Data entries for graphics:
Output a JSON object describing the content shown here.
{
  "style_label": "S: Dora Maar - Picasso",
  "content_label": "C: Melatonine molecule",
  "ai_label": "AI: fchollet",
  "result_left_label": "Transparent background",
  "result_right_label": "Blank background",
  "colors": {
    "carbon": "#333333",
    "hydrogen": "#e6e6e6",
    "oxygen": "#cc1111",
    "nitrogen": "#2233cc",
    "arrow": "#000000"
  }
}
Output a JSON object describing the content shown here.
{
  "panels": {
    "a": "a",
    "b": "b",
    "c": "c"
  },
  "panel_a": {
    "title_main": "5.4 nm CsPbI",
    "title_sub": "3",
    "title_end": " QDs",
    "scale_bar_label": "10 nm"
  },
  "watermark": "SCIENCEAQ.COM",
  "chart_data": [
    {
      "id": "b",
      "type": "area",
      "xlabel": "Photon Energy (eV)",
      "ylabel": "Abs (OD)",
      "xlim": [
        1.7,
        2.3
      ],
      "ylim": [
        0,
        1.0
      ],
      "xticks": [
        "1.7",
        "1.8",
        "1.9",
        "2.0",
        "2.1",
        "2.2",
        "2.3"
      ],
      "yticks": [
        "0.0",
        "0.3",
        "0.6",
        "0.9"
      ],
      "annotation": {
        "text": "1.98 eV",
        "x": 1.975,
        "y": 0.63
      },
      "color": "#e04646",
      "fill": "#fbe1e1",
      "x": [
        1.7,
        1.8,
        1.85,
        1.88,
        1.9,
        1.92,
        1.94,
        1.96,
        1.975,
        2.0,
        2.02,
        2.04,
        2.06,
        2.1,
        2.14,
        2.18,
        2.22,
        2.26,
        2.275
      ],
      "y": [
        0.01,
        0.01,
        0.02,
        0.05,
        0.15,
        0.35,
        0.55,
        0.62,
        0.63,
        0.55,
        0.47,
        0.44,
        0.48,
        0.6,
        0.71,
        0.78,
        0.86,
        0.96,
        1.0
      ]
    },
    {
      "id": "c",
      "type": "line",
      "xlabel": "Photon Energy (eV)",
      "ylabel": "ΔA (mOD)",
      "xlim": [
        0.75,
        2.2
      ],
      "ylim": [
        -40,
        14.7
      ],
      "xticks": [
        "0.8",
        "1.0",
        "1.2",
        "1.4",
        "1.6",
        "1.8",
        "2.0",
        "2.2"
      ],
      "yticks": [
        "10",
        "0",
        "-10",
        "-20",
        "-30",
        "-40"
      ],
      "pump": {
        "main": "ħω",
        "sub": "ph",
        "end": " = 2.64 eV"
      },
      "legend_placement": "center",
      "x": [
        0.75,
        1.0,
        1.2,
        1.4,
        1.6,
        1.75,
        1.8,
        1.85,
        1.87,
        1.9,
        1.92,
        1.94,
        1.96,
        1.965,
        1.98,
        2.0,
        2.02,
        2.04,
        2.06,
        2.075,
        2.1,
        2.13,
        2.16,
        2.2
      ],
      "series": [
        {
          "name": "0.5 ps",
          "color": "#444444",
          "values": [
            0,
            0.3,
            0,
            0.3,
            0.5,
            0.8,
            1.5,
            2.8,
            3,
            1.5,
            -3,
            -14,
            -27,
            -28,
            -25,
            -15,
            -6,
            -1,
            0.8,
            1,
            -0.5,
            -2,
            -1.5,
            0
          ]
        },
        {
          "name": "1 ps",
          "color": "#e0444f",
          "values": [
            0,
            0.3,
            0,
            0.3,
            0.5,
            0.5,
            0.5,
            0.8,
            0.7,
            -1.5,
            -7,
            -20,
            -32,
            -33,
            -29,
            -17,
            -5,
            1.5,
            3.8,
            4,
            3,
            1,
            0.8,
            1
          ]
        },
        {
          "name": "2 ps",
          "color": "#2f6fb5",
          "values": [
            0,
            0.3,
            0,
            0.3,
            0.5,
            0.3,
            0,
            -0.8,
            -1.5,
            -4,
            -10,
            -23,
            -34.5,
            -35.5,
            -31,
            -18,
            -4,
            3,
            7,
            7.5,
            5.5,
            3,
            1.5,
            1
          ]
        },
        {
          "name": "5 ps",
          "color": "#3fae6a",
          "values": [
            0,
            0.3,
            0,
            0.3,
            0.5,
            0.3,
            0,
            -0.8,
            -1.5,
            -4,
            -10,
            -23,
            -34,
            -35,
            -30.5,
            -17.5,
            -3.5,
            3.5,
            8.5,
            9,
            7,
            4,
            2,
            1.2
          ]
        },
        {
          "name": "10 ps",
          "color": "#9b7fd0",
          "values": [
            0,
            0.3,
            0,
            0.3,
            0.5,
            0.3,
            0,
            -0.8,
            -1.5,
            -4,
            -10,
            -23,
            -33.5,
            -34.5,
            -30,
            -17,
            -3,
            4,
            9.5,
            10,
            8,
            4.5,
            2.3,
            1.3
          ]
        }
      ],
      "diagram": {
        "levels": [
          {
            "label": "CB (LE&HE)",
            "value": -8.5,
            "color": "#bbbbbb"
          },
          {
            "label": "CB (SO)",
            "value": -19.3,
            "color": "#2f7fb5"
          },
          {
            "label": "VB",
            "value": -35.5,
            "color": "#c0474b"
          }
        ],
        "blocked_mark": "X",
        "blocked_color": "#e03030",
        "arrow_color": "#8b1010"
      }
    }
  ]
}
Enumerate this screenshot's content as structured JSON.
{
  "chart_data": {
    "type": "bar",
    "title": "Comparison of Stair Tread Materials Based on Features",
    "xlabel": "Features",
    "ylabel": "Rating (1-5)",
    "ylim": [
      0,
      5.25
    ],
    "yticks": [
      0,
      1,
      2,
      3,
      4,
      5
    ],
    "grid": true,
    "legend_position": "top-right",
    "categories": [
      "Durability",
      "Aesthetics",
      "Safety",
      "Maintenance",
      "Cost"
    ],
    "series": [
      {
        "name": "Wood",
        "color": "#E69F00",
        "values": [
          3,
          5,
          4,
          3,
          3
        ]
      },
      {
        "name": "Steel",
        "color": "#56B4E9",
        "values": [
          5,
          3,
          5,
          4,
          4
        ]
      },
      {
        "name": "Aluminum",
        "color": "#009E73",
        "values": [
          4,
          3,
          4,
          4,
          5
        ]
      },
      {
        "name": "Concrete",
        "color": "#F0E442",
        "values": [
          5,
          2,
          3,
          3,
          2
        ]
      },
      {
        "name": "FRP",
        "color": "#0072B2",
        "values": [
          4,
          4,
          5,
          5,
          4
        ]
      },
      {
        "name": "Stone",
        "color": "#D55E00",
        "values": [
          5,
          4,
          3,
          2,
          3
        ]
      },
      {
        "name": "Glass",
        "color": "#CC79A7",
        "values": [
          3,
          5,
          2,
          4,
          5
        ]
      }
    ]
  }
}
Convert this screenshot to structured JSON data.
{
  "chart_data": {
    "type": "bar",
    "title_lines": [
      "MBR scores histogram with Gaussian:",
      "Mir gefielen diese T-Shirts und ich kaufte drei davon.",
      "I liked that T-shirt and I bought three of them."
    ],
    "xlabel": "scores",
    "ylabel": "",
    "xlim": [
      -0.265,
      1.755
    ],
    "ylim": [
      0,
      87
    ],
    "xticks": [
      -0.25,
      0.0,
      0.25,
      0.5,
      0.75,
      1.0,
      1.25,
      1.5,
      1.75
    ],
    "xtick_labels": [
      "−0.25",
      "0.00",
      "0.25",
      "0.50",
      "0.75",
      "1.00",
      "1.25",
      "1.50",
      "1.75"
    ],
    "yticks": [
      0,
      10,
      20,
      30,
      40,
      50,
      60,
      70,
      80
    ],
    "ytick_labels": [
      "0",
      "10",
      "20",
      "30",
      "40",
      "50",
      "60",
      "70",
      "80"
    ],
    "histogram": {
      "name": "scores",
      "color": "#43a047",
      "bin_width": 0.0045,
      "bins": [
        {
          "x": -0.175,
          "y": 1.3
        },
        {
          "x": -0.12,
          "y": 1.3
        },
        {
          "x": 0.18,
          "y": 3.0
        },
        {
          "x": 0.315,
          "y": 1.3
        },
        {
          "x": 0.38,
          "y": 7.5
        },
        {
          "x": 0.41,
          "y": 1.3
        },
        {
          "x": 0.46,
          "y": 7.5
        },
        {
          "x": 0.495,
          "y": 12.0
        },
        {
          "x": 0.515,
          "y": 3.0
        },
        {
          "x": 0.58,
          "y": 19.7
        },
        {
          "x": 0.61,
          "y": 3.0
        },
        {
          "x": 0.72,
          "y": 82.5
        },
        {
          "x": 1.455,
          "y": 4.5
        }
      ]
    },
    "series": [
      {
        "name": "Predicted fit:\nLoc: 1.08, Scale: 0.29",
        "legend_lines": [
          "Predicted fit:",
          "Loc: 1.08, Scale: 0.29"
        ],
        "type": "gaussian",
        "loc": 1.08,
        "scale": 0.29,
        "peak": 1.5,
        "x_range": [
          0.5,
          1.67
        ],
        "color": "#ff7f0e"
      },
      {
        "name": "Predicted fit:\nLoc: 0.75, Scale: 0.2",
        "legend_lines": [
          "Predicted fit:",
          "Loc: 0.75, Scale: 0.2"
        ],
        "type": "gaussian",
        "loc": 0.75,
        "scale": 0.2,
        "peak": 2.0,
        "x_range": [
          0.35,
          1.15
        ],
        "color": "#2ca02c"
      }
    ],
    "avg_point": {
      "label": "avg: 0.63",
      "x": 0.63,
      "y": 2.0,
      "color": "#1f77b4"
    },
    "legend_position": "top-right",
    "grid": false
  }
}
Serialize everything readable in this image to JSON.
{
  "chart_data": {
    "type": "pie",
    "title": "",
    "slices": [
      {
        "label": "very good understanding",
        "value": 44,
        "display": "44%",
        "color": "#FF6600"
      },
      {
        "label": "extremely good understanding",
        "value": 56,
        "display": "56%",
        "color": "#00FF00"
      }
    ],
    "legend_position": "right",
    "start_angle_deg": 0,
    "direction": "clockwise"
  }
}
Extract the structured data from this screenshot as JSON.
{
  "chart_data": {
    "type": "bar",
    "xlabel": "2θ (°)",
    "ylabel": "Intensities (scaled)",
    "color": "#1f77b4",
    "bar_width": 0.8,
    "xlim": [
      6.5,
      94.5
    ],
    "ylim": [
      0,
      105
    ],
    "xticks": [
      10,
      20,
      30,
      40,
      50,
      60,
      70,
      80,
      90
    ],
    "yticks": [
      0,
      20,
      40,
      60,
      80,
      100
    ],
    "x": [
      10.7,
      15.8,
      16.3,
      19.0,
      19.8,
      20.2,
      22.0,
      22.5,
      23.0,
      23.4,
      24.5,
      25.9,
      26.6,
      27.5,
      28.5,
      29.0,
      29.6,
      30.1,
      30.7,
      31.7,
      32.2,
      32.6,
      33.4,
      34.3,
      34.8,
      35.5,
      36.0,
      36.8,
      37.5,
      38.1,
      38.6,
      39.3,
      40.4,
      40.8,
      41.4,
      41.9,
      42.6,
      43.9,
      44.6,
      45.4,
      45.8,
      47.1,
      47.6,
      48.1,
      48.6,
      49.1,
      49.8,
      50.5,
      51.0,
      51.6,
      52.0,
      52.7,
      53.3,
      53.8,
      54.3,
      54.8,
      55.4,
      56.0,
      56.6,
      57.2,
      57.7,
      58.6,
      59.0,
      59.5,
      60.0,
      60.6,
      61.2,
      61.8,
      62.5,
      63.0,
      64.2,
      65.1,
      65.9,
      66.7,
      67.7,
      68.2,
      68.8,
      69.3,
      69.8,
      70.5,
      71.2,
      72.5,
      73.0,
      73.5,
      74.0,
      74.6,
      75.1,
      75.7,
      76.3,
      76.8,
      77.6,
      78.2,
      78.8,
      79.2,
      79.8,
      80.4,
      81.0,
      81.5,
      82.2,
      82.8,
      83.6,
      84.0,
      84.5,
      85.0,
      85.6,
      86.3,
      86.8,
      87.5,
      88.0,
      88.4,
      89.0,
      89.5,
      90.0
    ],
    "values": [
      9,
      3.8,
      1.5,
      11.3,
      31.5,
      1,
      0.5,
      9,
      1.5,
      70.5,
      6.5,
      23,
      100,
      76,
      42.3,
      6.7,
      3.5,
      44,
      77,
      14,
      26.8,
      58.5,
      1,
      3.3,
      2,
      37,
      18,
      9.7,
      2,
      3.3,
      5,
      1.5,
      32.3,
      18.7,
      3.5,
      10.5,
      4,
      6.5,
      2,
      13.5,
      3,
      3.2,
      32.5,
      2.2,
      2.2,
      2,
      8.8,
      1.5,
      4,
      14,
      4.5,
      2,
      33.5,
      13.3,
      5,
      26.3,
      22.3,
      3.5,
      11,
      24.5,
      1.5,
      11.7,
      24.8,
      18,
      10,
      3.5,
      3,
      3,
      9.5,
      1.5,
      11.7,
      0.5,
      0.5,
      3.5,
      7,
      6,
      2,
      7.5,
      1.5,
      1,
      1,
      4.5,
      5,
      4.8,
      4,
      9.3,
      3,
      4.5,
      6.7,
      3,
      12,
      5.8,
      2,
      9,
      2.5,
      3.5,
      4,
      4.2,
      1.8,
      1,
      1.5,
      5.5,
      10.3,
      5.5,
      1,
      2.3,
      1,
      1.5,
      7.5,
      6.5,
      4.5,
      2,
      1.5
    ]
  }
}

◆ What to work on: Copy all lines in the listing above where the string "good" appears.

◆ Right answer:
        "label": "very good understanding",
        "label": "extremely good understanding",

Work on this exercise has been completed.